Search the records for the string "name" and return each line that has it.

*** Opening The input ***

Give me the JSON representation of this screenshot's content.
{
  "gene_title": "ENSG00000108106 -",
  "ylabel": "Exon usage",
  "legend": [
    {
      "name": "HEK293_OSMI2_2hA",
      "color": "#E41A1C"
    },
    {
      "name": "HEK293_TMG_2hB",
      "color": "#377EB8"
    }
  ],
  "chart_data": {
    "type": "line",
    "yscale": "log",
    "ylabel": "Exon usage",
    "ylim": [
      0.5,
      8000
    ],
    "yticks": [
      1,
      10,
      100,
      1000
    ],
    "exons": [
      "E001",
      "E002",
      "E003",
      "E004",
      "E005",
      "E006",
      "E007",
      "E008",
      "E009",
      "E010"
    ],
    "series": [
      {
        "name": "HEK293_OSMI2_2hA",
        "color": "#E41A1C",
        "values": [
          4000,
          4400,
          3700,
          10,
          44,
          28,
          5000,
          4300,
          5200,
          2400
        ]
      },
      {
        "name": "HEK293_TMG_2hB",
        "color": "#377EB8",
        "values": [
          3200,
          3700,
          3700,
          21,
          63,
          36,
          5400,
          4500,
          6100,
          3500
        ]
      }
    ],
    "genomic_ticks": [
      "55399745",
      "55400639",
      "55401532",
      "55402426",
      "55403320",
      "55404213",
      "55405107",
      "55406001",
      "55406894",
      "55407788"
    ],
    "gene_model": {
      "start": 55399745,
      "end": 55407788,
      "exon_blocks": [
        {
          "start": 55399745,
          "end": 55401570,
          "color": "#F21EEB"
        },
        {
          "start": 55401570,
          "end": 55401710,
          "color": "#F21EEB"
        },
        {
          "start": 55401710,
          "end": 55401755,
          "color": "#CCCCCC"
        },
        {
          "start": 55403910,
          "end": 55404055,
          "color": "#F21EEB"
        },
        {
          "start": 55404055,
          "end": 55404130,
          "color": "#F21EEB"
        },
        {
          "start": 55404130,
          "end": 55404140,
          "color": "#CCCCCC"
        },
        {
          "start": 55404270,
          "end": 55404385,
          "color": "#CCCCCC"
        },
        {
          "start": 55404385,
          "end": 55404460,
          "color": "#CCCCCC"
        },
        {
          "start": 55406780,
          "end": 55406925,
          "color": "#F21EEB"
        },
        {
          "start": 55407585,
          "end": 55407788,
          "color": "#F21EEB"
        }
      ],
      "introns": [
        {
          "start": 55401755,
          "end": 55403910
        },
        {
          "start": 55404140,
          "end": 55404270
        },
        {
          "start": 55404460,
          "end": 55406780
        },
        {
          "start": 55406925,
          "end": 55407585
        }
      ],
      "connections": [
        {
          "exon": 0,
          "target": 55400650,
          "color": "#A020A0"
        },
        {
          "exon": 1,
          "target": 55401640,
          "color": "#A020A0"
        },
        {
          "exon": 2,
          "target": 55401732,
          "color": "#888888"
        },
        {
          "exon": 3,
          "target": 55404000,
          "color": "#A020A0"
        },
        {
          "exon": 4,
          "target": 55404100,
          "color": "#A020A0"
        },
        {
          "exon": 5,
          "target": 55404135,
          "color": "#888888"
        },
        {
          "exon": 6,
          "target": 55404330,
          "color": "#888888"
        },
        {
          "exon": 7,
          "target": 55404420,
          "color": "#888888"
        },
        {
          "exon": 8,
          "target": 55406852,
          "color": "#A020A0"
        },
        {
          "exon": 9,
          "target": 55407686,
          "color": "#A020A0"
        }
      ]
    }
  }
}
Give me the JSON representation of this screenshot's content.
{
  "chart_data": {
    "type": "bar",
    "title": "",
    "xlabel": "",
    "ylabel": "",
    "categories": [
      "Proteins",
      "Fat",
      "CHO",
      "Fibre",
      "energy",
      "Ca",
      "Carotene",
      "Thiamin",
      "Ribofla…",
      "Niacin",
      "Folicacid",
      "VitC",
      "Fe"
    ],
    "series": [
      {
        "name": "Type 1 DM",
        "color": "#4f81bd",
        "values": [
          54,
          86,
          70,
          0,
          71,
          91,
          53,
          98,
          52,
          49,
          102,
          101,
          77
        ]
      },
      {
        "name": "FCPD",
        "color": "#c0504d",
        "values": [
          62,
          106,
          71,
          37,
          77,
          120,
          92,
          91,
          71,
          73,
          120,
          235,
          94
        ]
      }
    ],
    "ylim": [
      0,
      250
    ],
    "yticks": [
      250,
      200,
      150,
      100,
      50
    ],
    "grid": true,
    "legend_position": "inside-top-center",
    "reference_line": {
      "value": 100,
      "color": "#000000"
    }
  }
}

*** Closing The input ***

== Output of the exercise ==
      "name": "HEK293_OSMI2_2hA",
      "name": "HEK293_TMG_2hB",
        "name": "HEK293_OSMI2_2hA",
        "name": "HEK293_TMG_2hB",
        "name": "Type 1 DM",
        "name": "FCPD",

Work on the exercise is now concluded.